- Task material

━━━━━━━━

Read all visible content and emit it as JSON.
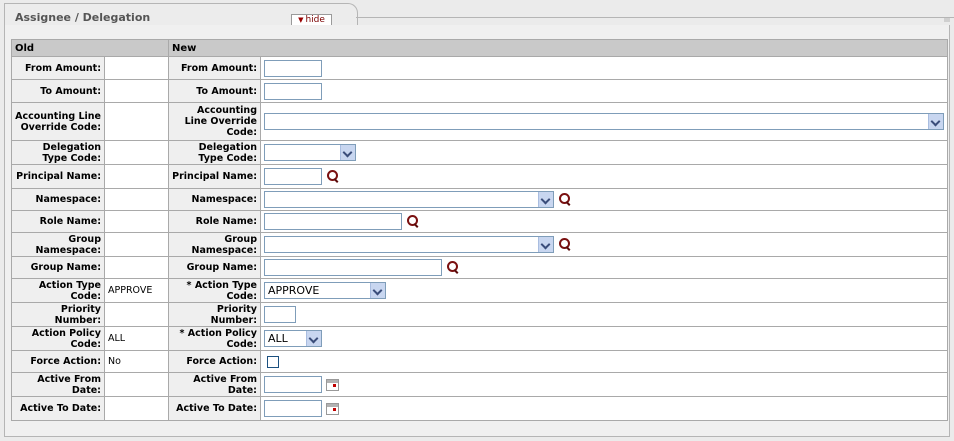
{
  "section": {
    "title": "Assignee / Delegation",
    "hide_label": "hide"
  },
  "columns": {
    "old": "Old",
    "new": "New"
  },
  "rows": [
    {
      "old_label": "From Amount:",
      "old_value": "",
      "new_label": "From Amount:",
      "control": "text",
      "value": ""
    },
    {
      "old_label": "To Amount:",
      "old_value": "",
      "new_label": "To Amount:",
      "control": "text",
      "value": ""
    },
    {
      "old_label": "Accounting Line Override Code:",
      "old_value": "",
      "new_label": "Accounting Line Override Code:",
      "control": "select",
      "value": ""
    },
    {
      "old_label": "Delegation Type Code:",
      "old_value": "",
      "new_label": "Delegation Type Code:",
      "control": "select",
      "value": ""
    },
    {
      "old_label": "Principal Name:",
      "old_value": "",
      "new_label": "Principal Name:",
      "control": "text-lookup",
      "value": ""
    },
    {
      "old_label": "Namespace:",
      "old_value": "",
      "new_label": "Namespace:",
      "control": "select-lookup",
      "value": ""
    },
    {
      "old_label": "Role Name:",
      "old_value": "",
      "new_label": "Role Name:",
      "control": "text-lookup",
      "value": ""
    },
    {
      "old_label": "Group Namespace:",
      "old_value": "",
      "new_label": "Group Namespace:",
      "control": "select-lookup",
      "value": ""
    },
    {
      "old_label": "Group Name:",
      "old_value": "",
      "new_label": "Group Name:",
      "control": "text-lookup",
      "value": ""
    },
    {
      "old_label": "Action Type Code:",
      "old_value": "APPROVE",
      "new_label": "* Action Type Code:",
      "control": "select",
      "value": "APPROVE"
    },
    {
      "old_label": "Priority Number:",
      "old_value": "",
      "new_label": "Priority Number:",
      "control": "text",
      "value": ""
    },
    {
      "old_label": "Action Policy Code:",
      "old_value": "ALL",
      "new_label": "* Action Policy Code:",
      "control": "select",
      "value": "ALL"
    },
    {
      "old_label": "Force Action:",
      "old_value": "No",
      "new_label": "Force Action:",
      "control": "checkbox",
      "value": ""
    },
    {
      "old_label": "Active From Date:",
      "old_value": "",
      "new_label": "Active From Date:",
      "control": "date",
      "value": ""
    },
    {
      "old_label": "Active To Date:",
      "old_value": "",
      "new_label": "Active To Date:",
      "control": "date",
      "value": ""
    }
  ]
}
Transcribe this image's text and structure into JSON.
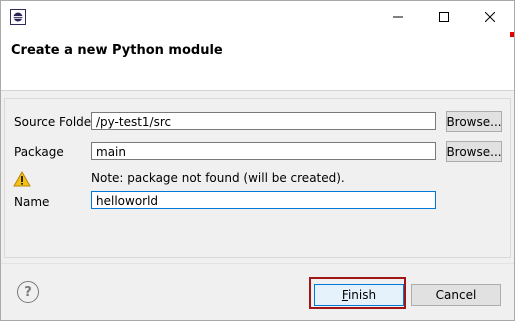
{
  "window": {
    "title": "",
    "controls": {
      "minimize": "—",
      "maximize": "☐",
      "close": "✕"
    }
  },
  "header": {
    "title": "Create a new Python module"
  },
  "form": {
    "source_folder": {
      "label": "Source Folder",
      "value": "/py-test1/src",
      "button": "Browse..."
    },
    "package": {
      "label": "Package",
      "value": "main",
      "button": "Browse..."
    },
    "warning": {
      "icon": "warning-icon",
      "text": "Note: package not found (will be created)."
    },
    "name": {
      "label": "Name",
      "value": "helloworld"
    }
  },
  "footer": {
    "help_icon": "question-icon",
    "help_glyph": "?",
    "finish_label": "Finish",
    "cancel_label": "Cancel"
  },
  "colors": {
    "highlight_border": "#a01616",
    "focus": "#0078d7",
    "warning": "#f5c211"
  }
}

━━━━━━━━

- Stated task
Return each line where "Override" shows up.

- Problem solution
      "old_label": "Accounting Line Override Code:",
      "new_label": "Accounting Line Override Code:",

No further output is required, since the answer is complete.